Given problem: Omit every picture and output the rest of the records exactly as they are.

Raw data:
begin

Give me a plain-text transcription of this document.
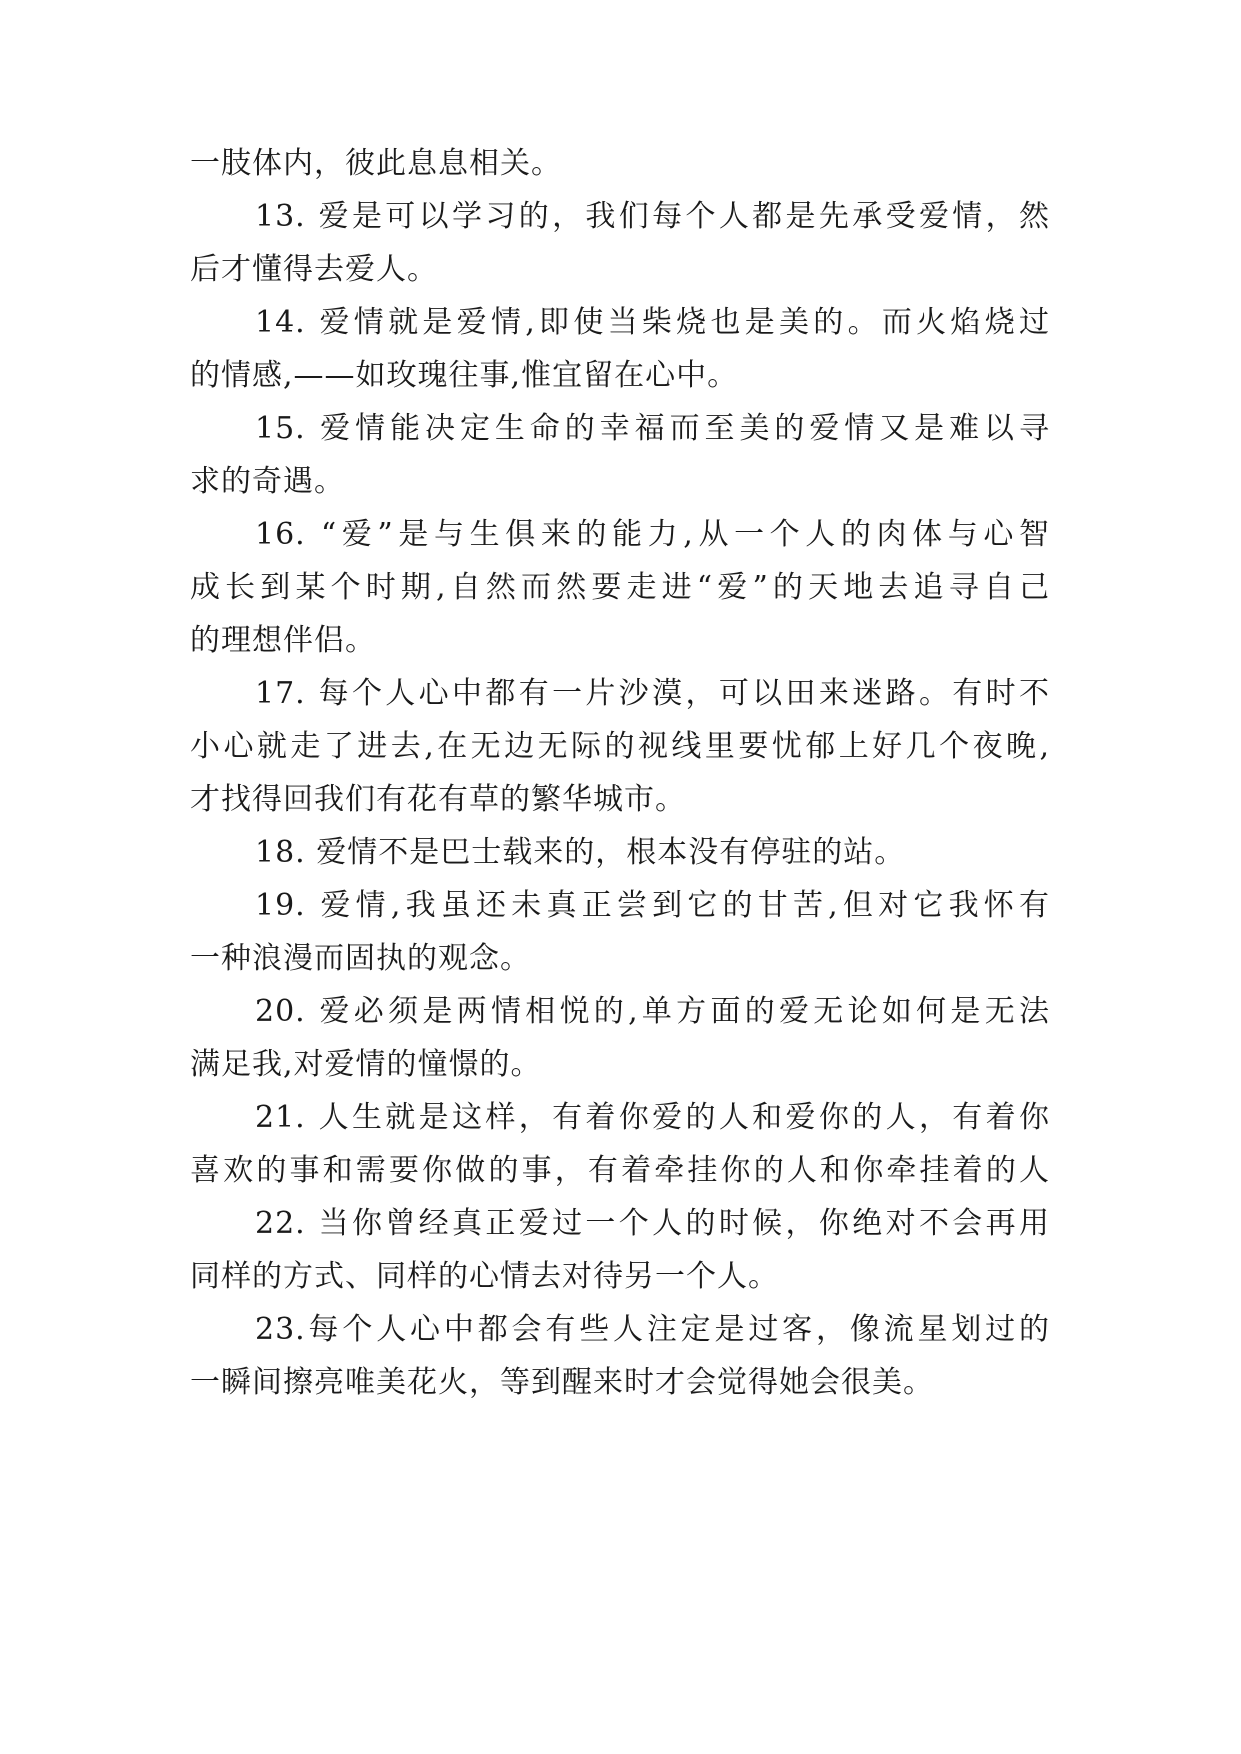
一肢体内，彼此息息相关。
13. 爱是可以学习的，我们每个人都是先承受爱情，然
后才懂得去爱人。
14. 爱情就是爱情,即使当柴烧也是美的。而火焰烧过
的情感,——如玫瑰往事,惟宜留在心中。
15. 爱情能决定生命的幸福而至美的爱情又是难以寻
求的奇遇。
16. “爱”是与生俱来的能力,从一个人的肉体与心智
成长到某个时期,自然而然要走进“爱”的天地去追寻自己
的理想伴侣。
17. 每个人心中都有一片沙漠，可以田来迷路。有时不
小心就走了进去,在无边无际的视线里要忧郁上好几个夜晚,
才找得回我们有花有草的繁华城市。
18. 爱情不是巴士载来的，根本没有停驻的站。
19. 爱情,我虽还未真正尝到它的甘苦,但对它我怀有
一种浪漫而固执的观念。
20. 爱必须是两情相悦的,单方面的爱无论如何是无法
满足我,对爱情的憧憬的。
21. 人生就是这样，有着你爱的人和爱你的人，有着你
喜欢的事和需要你做的事，有着牵挂你的人和你牵挂着的人
22. 当你曾经真正爱过一个人的时候，你绝对不会再用
同样的方式、同样的心情去对待另一个人。
23.每个人心中都会有些人注定是过客，像流星划过的
一瞬间擦亮唯美花火，等到醒来时才会觉得她会很美。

end

Correct output:
Give me a plain-text transcription of this document.
一肢体内，彼此息息相关。
13. 爱是可以学习的，我们每个人都是先承受爱情，然
后才懂得去爱人。
14. 爱情就是爱情,即使当柴烧也是美的。而火焰烧过
的情感,——如玫瑰往事,惟宜留在心中。
15. 爱情能决定生命的幸福而至美的爱情又是难以寻
求的奇遇。
16. “爱”是与生俱来的能力,从一个人的肉体与心智
成长到某个时期,自然而然要走进“爱”的天地去追寻自己
的理想伴侣。
17. 每个人心中都有一片沙漠，可以田来迷路。有时不
小心就走了进去,在无边无际的视线里要忧郁上好几个夜晚,
才找得回我们有花有草的繁华城市。
18. 爱情不是巴士载来的，根本没有停驻的站。
19. 爱情,我虽还未真正尝到它的甘苦,但对它我怀有
一种浪漫而固执的观念。
20. 爱必须是两情相悦的,单方面的爱无论如何是无法
满足我,对爱情的憧憬的。
21. 人生就是这样，有着你爱的人和爱你的人，有着你
喜欢的事和需要你做的事，有着牵挂你的人和你牵挂着的人
22. 当你曾经真正爱过一个人的时候，你绝对不会再用
同样的方式、同样的心情去对待另一个人。
23.每个人心中都会有些人注定是过客，像流星划过的
一瞬间擦亮唯美花火，等到醒来时才会觉得她会很美。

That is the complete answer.